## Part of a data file
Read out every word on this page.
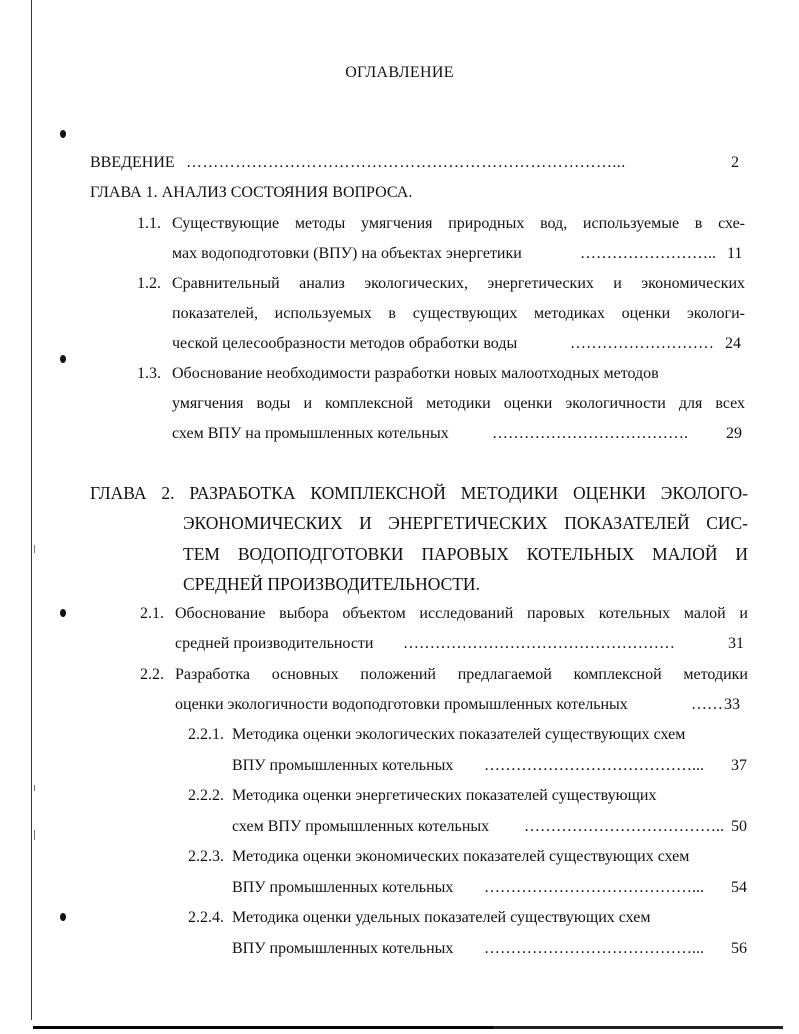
ОГЛАВЛЕНИЕ
ВВЕДЕНИЕ ……………………………………………………………………...	2
ГЛАВА 1. АНАЛИЗ СОСТОЯНИЯ ВОПРОСА.
1.1. Существующие методы умягчения природных вод, используемые в схе-
мах водоподготовки (ВПУ) на объектах энергетики	…………………….. 11
1.2. Сравнительный анализ экологических, энергетических и экономических
показателей, используемых в существующих методиках оценки экологи-
ческой целесообразности методов обработки воды	……………………… 24
1.3. Обоснование необходимости разработки новых малоотходных методов
умягчения воды и комплексной методики оценки экологичности для всех
схем ВПУ на промышленных котельных	………………………………. 29
ГЛАВА 2. РАЗРАБОТКА КОМПЛЕКСНОЙ МЕТОДИКИ ОЦЕНКИ ЭКОЛОГО-
ЭКОНОМИЧЕСКИХ И ЭНЕРГЕТИЧЕСКИХ ПОКАЗАТЕЛЕЙ СИС-
ТЕМ ВОДОПОДГОТОВКИ ПАРОВЫХ КОТЕЛЬНЫХ МАЛОЙ И
СРЕДНЕЙ ПРОИЗВОДИТЕЛЬНОСТИ.
2.1. Обоснование выбора объектом исследований паровых котельных малой и
средней производительности ……………………………………………	31
2.2. Разработка основных положений предлагаемой комплексной методики
оценки экологичности водоподготовки промышленных котельных	…… 33
2.2.1. Методика оценки экологических показателей существующих схем
ВПУ промышленных котельных …………………………………... 37
2.2.2. Методика оценки энергетических показателей существующих
схем ВПУ промышленных котельных ……………………………….. 50
2.2.3. Методика оценки экономических показателей существующих схем
ВПУ промышленных котельных …………………………………... 54
2.2.4. Методика оценки удельных показателей существующих схем
ВПУ промышленных котельных …………………………………... 56
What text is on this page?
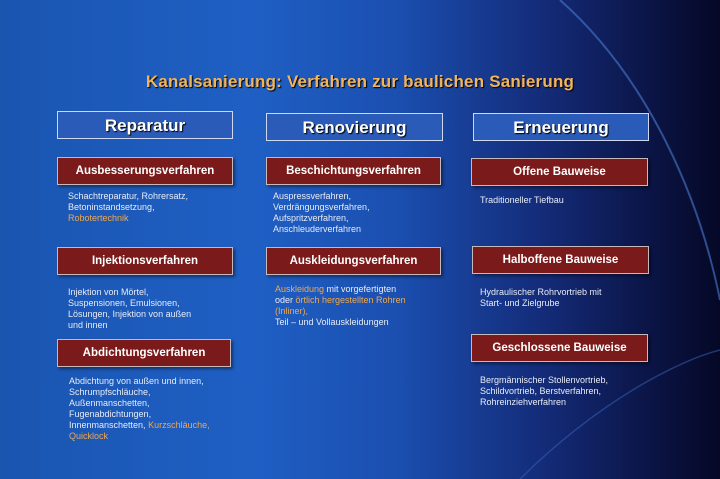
Kanalsanierung: Verfahren zur baulichen Sanierung
Reparatur	Renovierung	Erneuerung
Ausbesserungsverfahren
Schachtreparatur, Rohrersatz,
Betoninstandsetzung,
Robotertechnik
Injektionsverfahren
Injektion von Mörtel,
Suspensionen, Emulsionen,
Lösungen, Injektion von außen
und innen
Abdichtungsverfahren
Abdichtung von außen und innen,
Schrumpfschläuche,
Außenmanschetten,
Fugenabdichtungen,
Innenmanschetten, Kurzschläuche,
Quicklock
Beschichtungsverfahren
Auspressverfahren,
Verdrängungsverfahren,
Aufspritzverfahren,
Anschleuderverfahren
Auskleidungsverfahren
Auskleidung mit vorgefertigten
oder örtlich hergestellten Rohren
(Inliner),
Teil – und Vollauskleidungen
Offene Bauweise
Traditioneller Tiefbau
Halboffene Bauweise
Hydraulischer Rohrvortrieb mit
Start- und Zielgrube
Geschlossene Bauweise
Bergmännischer Stollenvortrieb,
Schildvortrieb, Berstverfahren,
Rohreinziehverfahren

## The exercise
Copy every record character for character. Skip the pictures.

## Result of this task
Read out every word on this page.
ОГЛАВЛЕНИЕ
ВВЕДЕНИЕ ……………………………………………………………………...	2
ГЛАВА 1. АНАЛИЗ СОСТОЯНИЯ ВОПРОСА.
1.1. Существующие методы умягчения природных вод, используемые в схе-
мах водоподготовки (ВПУ) на объектах энергетики	…………………….. 11
1.2. Сравнительный анализ экологических, энергетических и экономических
показателей, используемых в существующих методиках оценки экологи-
ческой целесообразности методов обработки воды	……………………… 24
1.3. Обоснование необходимости разработки новых малоотходных методов
умягчения воды и комплексной методики оценки экологичности для всех
схем ВПУ на промышленных котельных	………………………………. 29
ГЛАВА 2. РАЗРАБОТКА КОМПЛЕКСНОЙ МЕТОДИКИ ОЦЕНКИ ЭКОЛОГО-
ЭКОНОМИЧЕСКИХ И ЭНЕРГЕТИЧЕСКИХ ПОКАЗАТЕЛЕЙ СИС-
ТЕМ ВОДОПОДГОТОВКИ ПАРОВЫХ КОТЕЛЬНЫХ МАЛОЙ И
СРЕДНЕЙ ПРОИЗВОДИТЕЛЬНОСТИ.
2.1. Обоснование выбора объектом исследований паровых котельных малой и
средней производительности ……………………………………………	31
2.2. Разработка основных положений предлагаемой комплексной методики
оценки экологичности водоподготовки промышленных котельных	…… 33
2.2.1. Методика оценки экологических показателей существующих схем
ВПУ промышленных котельных …………………………………... 37
2.2.2. Методика оценки энергетических показателей существующих
схем ВПУ промышленных котельных ……………………………….. 50
2.2.3. Методика оценки экономических показателей существующих схем
ВПУ промышленных котельных …………………………………... 54
2.2.4. Методика оценки удельных показателей существующих схем
ВПУ промышленных котельных …………………………………... 56
What text is on this page?
Kanalsanierung: Verfahren zur baulichen Sanierung
Reparatur	Renovierung	Erneuerung
Ausbesserungsverfahren
Schachtreparatur, Rohrersatz,
Betoninstandsetzung,
Robotertechnik
Injektionsverfahren
Injektion von Mörtel,
Suspensionen, Emulsionen,
Lösungen, Injektion von außen
und innen
Abdichtungsverfahren
Abdichtung von außen und innen,
Schrumpfschläuche,
Außenmanschetten,
Fugenabdichtungen,
Innenmanschetten, Kurzschläuche,
Quicklock
Beschichtungsverfahren
Auspressverfahren,
Verdrängungsverfahren,
Aufspritzverfahren,
Anschleuderverfahren
Auskleidungsverfahren
Auskleidung mit vorgefertigten
oder örtlich hergestellten Rohren
(Inliner),
Teil – und Vollauskleidungen
Offene Bauweise
Traditioneller Tiefbau
Halboffene Bauweise
Hydraulischer Rohrvortrieb mit
Start- und Zielgrube
Geschlossene Bauweise
Bergmännischer Stollenvortrieb,
Schildvortrieb, Berstverfahren,
Rohreinziehverfahren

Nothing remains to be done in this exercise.